Javascript New Date() / UTC - GMT cross browser

匿名 (未验证) 提交于 2019-12-03 08:46:08

问题:

The issue: Different formats for new Date() in IE 10 - IE 11. Javascript:

IE 11 / Chrome :

var m = new Date("2014-07-04T04:00:00");  console.log(m); // Fri Jul 04 2014 06:00:00 GMT+0200 (W. Europe Summer Time)  

IE 10:

var m = new Date("2014-07-04T04:00:00");  console.log(m); // Fri Jul 4 04:00:00 UTC+0200 2014  

Is possible to use one ring to rule them all?

回答1:

You shouldn't pass a string to new Date, specifically for this reason.

Instead, you should either give it the individual arguments:

new Date(2014, 6, 4, 4, 0, 0); // remember months are zero-based 

Or, if you want to give it a time in UTC, try:

var d = new Date(); d.setUTCFullYear(2014); d.setUTCMonth(6); d.setUTCDate(4); d.setUTCHours(4); d.setUTCMinutes(0); d.setUTCSeconds(0); d.setUTCMilliseconds(0); 

You can, of course, make a function to do this.

Alternatively, if you have a timestamp, you can simply do:

var d = new Date(); d.setTime(1404446400000); 


回答2:

To complete the answer a bit. The UTC example given is dangerous, given that you execute on 31st of May (or any other 31st day of month) the following:

var d = new Date(); d.setUTCFullYear(2014); d.setUTCMonth(5); d.setUTCDate(4); d.setUTCHours(4); d.setUTCMinutes(0); d.setUTCSeconds(0); d.setUTCMilliseconds(0); 

it will produce "2014 July 4 04:00:00".

So prefer Date.UTC function instead:

new Date(Date.UTC(2014, 5, 4, 4, 0, 0, 0)) 

it will produce "2014 June 4 04:00:00".

■ About this exercise
In the JavaScript date discussion, why does the second answer recommend the Date.UTC function over the sequence of setUTC calls? Answer in one to three sentences.

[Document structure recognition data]
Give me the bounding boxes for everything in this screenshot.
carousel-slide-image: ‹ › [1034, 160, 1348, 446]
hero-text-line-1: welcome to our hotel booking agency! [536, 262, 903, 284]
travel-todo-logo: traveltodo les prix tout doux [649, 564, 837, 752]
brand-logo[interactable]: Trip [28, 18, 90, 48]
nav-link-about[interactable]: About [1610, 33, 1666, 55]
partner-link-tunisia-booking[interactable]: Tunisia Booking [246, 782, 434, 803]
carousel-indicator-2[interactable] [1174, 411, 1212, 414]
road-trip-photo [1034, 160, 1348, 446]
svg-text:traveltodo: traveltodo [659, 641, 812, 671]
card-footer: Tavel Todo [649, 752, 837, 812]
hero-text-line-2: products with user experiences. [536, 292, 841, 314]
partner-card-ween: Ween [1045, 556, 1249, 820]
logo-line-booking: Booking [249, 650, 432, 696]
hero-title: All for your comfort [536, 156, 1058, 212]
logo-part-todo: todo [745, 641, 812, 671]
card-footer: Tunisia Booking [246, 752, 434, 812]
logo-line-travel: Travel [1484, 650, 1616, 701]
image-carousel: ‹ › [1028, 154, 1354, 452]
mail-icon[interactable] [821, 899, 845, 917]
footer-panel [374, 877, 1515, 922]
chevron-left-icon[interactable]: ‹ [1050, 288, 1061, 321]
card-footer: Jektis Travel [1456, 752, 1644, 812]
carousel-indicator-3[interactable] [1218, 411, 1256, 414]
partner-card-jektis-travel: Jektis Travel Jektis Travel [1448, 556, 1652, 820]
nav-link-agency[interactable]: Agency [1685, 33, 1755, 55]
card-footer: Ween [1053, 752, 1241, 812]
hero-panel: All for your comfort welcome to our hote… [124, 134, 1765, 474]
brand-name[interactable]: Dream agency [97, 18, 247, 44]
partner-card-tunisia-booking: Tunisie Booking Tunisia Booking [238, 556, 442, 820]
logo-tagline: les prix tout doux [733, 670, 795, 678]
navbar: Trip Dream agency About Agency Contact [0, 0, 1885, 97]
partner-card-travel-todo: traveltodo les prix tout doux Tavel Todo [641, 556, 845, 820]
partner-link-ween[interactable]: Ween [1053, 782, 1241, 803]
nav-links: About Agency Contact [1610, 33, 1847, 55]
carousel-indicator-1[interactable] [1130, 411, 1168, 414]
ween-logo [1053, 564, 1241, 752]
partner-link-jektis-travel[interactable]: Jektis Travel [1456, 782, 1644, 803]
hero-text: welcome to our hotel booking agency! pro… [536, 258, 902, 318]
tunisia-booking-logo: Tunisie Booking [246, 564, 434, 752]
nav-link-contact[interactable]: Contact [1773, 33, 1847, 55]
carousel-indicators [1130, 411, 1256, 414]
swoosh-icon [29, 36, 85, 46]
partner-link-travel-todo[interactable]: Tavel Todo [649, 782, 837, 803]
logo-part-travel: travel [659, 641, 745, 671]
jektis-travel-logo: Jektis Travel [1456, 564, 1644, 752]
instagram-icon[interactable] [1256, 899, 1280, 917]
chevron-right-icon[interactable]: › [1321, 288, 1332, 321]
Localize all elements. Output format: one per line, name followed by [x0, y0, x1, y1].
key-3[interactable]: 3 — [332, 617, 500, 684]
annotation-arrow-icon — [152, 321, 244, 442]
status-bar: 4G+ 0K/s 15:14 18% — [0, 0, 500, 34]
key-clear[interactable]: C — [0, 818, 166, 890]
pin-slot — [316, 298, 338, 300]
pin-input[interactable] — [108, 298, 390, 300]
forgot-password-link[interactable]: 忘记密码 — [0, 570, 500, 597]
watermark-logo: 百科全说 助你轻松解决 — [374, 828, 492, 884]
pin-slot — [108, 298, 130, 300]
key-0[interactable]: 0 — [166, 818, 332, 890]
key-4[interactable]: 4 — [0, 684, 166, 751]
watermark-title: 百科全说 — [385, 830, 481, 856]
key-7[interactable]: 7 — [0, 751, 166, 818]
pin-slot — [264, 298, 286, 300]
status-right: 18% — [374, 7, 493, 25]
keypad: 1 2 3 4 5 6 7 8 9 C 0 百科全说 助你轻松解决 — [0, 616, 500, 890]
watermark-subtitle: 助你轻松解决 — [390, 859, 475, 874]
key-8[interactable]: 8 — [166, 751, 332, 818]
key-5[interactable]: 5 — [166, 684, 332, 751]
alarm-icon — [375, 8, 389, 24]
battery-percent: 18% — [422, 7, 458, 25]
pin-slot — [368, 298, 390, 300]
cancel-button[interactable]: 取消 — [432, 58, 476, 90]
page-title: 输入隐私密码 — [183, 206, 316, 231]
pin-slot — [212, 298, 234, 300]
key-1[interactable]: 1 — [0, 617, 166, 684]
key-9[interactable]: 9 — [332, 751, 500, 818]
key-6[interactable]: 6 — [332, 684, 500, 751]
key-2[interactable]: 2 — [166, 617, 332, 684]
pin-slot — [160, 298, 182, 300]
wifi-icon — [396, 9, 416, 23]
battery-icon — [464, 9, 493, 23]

■ Finished exercise
The second answer calls the setUTC example dangerous. When it is run on the 31st of a month, such as May 31, the code meant to set June 4 produces "2014 July 4 04:00:00" instead. Passing Date.UTC(2014, 5, 4, 4, 0, 0, 0) to new Date gives the intended "2014 June 4 04:00:00".